- [Instructions to follow]: Without the pictures, give the entries below again exactly as written.
+++++
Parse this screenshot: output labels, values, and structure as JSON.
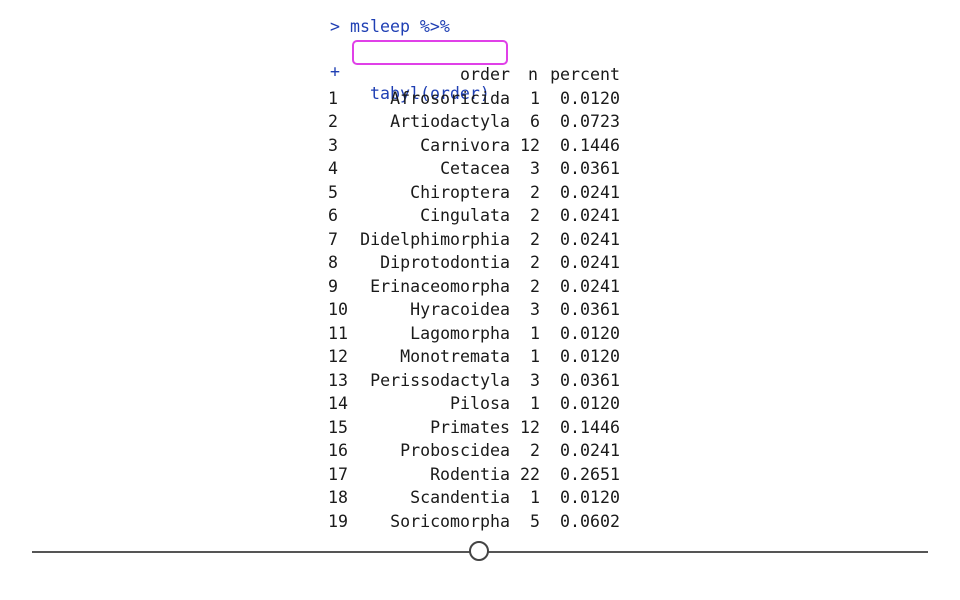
{
  "console": {
    "prompt_symbol": ">",
    "command_line1": "msleep %>%",
    "continuation_symbol": "+",
    "command_line2": "tabyl(order)"
  },
  "table": {
    "columns": [
      "order",
      "n",
      "percent"
    ],
    "rows": [
      {
        "idx": "1",
        "order": "Afrosoricida",
        "n": "1",
        "percent": "0.0120"
      },
      {
        "idx": "2",
        "order": "Artiodactyla",
        "n": "6",
        "percent": "0.0723"
      },
      {
        "idx": "3",
        "order": "Carnivora",
        "n": "12",
        "percent": "0.1446"
      },
      {
        "idx": "4",
        "order": "Cetacea",
        "n": "3",
        "percent": "0.0361"
      },
      {
        "idx": "5",
        "order": "Chiroptera",
        "n": "2",
        "percent": "0.0241"
      },
      {
        "idx": "6",
        "order": "Cingulata",
        "n": "2",
        "percent": "0.0241"
      },
      {
        "idx": "7",
        "order": "Didelphimorphia",
        "n": "2",
        "percent": "0.0241"
      },
      {
        "idx": "8",
        "order": "Diprotodontia",
        "n": "2",
        "percent": "0.0241"
      },
      {
        "idx": "9",
        "order": "Erinaceomorpha",
        "n": "2",
        "percent": "0.0241"
      },
      {
        "idx": "10",
        "order": "Hyracoidea",
        "n": "3",
        "percent": "0.0361"
      },
      {
        "idx": "11",
        "order": "Lagomorpha",
        "n": "1",
        "percent": "0.0120"
      },
      {
        "idx": "12",
        "order": "Monotremata",
        "n": "1",
        "percent": "0.0120"
      },
      {
        "idx": "13",
        "order": "Perissodactyla",
        "n": "3",
        "percent": "0.0361"
      },
      {
        "idx": "14",
        "order": "Pilosa",
        "n": "1",
        "percent": "0.0120"
      },
      {
        "idx": "15",
        "order": "Primates",
        "n": "12",
        "percent": "0.1446"
      },
      {
        "idx": "16",
        "order": "Proboscidea",
        "n": "2",
        "percent": "0.0241"
      },
      {
        "idx": "17",
        "order": "Rodentia",
        "n": "22",
        "percent": "0.2651"
      },
      {
        "idx": "18",
        "order": "Scandentia",
        "n": "1",
        "percent": "0.0120"
      },
      {
        "idx": "19",
        "order": "Soricomorpha",
        "n": "5",
        "percent": "0.0602"
      }
    ]
  },
  "colors": {
    "command": "#1f3fb3",
    "highlight": "#e040e8",
    "text": "#1a1a1a"
  },
  "scrubber": {
    "icon": "slider-knob-icon"
  }
}
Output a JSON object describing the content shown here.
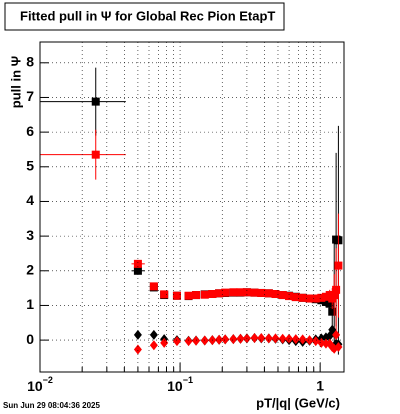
+++++
- [Correct result]:
Parse this screenshot: output labels, values, and structure as JSON.
{
  "console": {
    "prompt_symbol": ">",
    "command_line1": "msleep %>%",
    "continuation_symbol": "+",
    "command_line2": "tabyl(order)"
  },
  "table": {
    "columns": [
      "order",
      "n",
      "percent"
    ],
    "rows": [
      {
        "idx": "1",
        "order": "Afrosoricida",
        "n": "1",
        "percent": "0.0120"
      },
      {
        "idx": "2",
        "order": "Artiodactyla",
        "n": "6",
        "percent": "0.0723"
      },
      {
        "idx": "3",
        "order": "Carnivora",
        "n": "12",
        "percent": "0.1446"
      },
      {
        "idx": "4",
        "order": "Cetacea",
        "n": "3",
        "percent": "0.0361"
      },
      {
        "idx": "5",
        "order": "Chiroptera",
        "n": "2",
        "percent": "0.0241"
      },
      {
        "idx": "6",
        "order": "Cingulata",
        "n": "2",
        "percent": "0.0241"
      },
      {
        "idx": "7",
        "order": "Didelphimorphia",
        "n": "2",
        "percent": "0.0241"
      },
      {
        "idx": "8",
        "order": "Diprotodontia",
        "n": "2",
        "percent": "0.0241"
      },
      {
        "idx": "9",
        "order": "Erinaceomorpha",
        "n": "2",
        "percent": "0.0241"
      },
      {
        "idx": "10",
        "order": "Hyracoidea",
        "n": "3",
        "percent": "0.0361"
      },
      {
        "idx": "11",
        "order": "Lagomorpha",
        "n": "1",
        "percent": "0.0120"
      },
      {
        "idx": "12",
        "order": "Monotremata",
        "n": "1",
        "percent": "0.0120"
      },
      {
        "idx": "13",
        "order": "Perissodactyla",
        "n": "3",
        "percent": "0.0361"
      },
      {
        "idx": "14",
        "order": "Pilosa",
        "n": "1",
        "percent": "0.0120"
      },
      {
        "idx": "15",
        "order": "Primates",
        "n": "12",
        "percent": "0.1446"
      },
      {
        "idx": "16",
        "order": "Proboscidea",
        "n": "2",
        "percent": "0.0241"
      },
      {
        "idx": "17",
        "order": "Rodentia",
        "n": "22",
        "percent": "0.2651"
      },
      {
        "idx": "18",
        "order": "Scandentia",
        "n": "1",
        "percent": "0.0120"
      },
      {
        "idx": "19",
        "order": "Soricomorpha",
        "n": "5",
        "percent": "0.0602"
      }
    ]
  },
  "colors": {
    "command": "#1f3fb3",
    "highlight": "#e040e8",
    "text": "#1a1a1a"
  },
  "scrubber": {
    "icon": "slider-knob-icon"
  }
}
Output a JSON object describing the content shown here.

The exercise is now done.